Although I taught History in the Political Science degree of my former university, I do not have a great appreciation for political scientists. As historian compromised with an old fashioned code of ethics, I look them too close to political parties, too ambitious and receiving a lot of funds from institutions precisely for stating what politicians want to hear. In the same way, since my field of expertise is the History of Education and Social Sciences, I'm not capable of understanding what makes different a political scientist from an economist or sociologist. Political scientists who are quants devoted to experimental research are some kind of economist doing sociology using the techniques of the psychology. As the classical character Ian Malcom resums here (https://www.youtube.com/watch?v=4PLvdmifDSk), they take the techniques and legacy of other disciplines and use them in their own benefit without being bounded by the tradition of the discipline.
On another hand, I had direct public confrontations with the Spanish Political Scientists that confirmed my biases. Here, in Spain, they work together as an old boys' club or invisible college receiving a lot of funds from political institutions in order to legitimize the two big Spanish Parties and the majority of them do not have any interest in following the rules of the academic debate. They are not scholars but politicians, because they have been promoted at the beginning of their careers by scholars-politicians. Therefore, my last paper published by History of the Human Science is a total attack on how they have used the Modernization Theory in Spain to build up the official consensus towards our political system.

• **Supplied records**:
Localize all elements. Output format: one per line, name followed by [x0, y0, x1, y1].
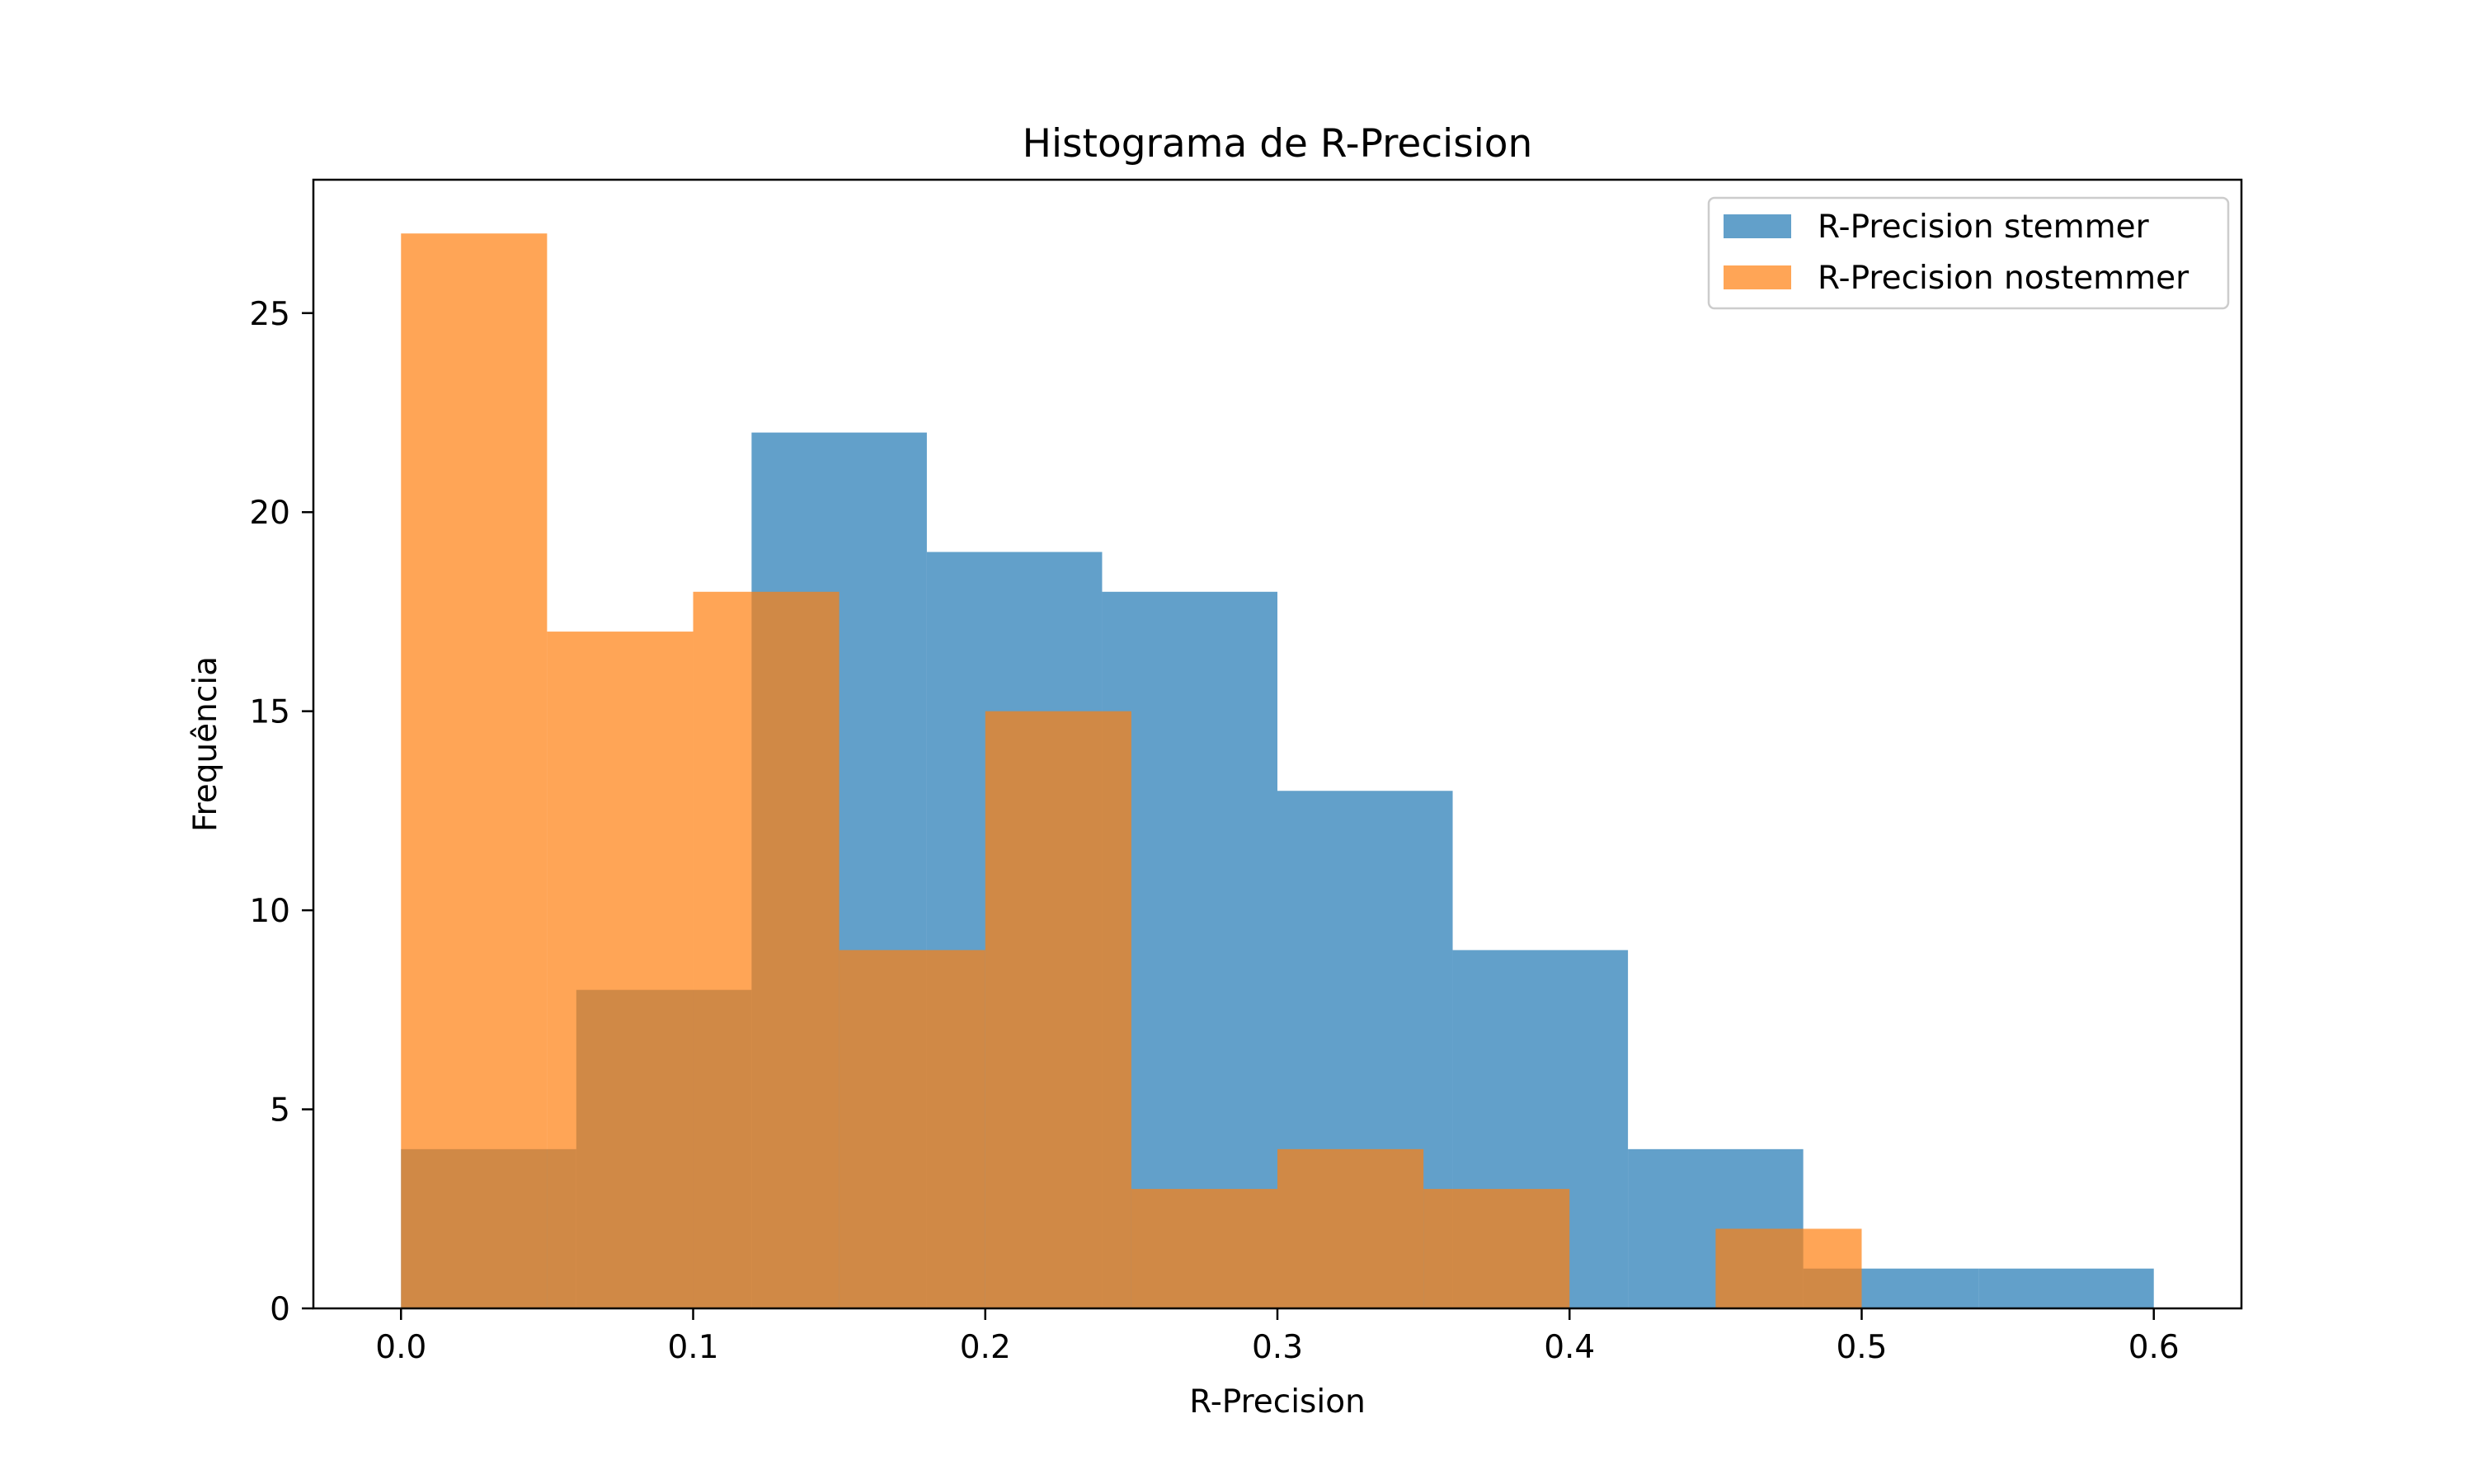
==
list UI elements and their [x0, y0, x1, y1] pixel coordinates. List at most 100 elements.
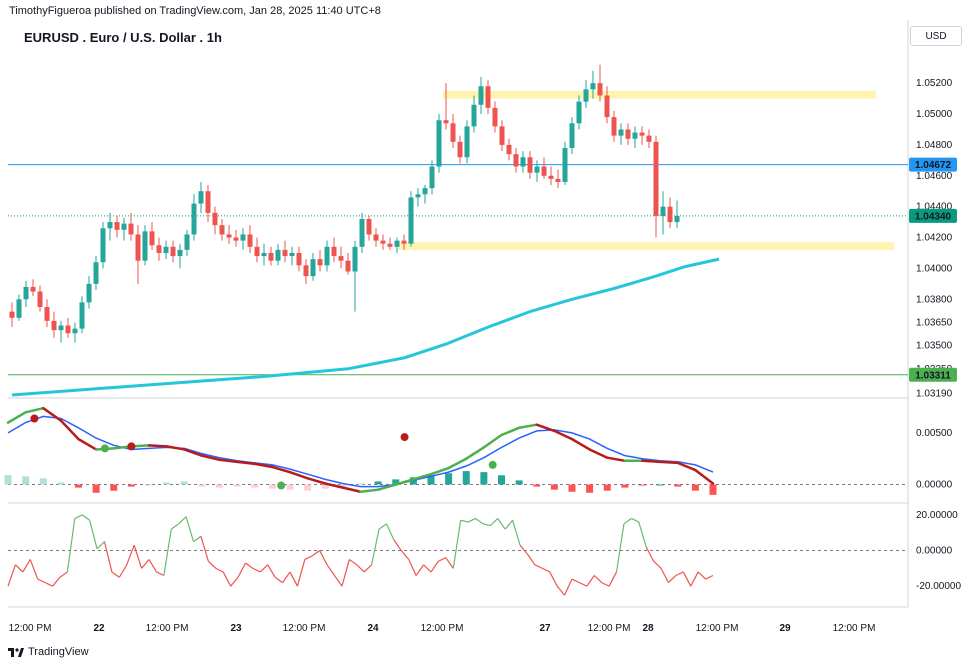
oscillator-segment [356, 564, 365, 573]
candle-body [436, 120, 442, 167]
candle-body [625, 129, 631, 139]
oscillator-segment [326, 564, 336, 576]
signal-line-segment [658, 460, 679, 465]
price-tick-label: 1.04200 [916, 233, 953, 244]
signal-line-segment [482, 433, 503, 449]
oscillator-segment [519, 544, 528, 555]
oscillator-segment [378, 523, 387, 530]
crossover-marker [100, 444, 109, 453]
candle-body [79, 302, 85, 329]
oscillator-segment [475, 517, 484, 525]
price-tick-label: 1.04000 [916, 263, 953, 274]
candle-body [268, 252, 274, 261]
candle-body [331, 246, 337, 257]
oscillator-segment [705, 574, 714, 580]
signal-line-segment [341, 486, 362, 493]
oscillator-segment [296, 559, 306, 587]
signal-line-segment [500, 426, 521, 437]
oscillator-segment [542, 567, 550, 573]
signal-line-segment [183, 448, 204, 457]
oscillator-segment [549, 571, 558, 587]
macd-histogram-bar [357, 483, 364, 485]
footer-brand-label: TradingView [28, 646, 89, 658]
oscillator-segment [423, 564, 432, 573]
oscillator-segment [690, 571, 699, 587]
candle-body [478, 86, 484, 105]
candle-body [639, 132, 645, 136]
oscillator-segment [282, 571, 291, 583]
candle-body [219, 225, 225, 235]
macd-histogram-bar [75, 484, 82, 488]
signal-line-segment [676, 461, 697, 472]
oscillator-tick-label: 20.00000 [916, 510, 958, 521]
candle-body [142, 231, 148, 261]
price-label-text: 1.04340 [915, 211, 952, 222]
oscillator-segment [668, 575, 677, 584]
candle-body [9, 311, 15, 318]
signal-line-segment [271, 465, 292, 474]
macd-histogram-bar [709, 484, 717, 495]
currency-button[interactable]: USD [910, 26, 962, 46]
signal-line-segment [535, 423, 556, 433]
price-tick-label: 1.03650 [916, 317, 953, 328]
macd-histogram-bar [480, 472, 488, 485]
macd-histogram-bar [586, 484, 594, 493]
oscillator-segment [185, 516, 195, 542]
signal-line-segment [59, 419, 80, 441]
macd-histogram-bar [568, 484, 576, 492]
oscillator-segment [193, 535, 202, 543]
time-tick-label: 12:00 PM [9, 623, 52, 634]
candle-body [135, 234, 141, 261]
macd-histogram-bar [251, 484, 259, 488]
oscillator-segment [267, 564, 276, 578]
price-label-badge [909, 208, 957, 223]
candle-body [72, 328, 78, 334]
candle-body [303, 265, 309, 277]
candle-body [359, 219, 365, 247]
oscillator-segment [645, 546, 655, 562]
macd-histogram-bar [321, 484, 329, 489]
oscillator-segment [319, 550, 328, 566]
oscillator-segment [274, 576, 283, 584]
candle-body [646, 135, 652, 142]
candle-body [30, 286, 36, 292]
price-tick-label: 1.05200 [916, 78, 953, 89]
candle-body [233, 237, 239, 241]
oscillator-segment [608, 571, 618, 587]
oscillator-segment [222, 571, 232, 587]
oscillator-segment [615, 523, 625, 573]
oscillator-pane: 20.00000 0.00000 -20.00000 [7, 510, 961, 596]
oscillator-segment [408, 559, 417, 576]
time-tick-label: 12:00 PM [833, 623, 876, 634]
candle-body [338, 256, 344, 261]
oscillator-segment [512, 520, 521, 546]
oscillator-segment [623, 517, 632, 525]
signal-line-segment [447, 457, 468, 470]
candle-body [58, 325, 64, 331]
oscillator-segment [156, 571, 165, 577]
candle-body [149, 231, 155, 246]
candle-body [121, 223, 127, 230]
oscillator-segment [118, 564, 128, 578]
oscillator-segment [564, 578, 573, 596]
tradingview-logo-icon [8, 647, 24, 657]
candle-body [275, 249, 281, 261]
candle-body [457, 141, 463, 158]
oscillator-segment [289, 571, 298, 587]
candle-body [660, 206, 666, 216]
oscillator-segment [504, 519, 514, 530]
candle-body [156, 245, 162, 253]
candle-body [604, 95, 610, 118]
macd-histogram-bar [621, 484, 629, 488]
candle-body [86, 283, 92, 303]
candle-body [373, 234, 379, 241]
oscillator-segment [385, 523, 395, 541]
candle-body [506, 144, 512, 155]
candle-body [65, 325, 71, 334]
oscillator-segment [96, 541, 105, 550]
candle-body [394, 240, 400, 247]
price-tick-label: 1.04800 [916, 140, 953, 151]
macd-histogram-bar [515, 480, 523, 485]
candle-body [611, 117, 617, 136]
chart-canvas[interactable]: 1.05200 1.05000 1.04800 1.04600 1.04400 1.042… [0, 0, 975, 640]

• **Exercise aim**: Rewrite the commentary on political scientists from "On another hand, I" up to and including "our political system.", substituting "public institutions" for "political institutions".

• **Task answer**:
On another hand, I had direct public confrontations with the Spanish Political Scientists that confirmed my biases. Here, in Spain, they work together as an old boys' club or invisible college receiving a lot of funds from public institutions in order to legitimize the two big Spanish Parties and the majority of them do not have any interest in following the rules of the academic debate. They are not scholars but politicians, because they have been promoted at the beginning of their careers by scholars-politicians. Therefore, my last paper published by History of the Human Science is a total attack on how they have used the Modernization Theory in Spain to build up the official consensus towards our political system.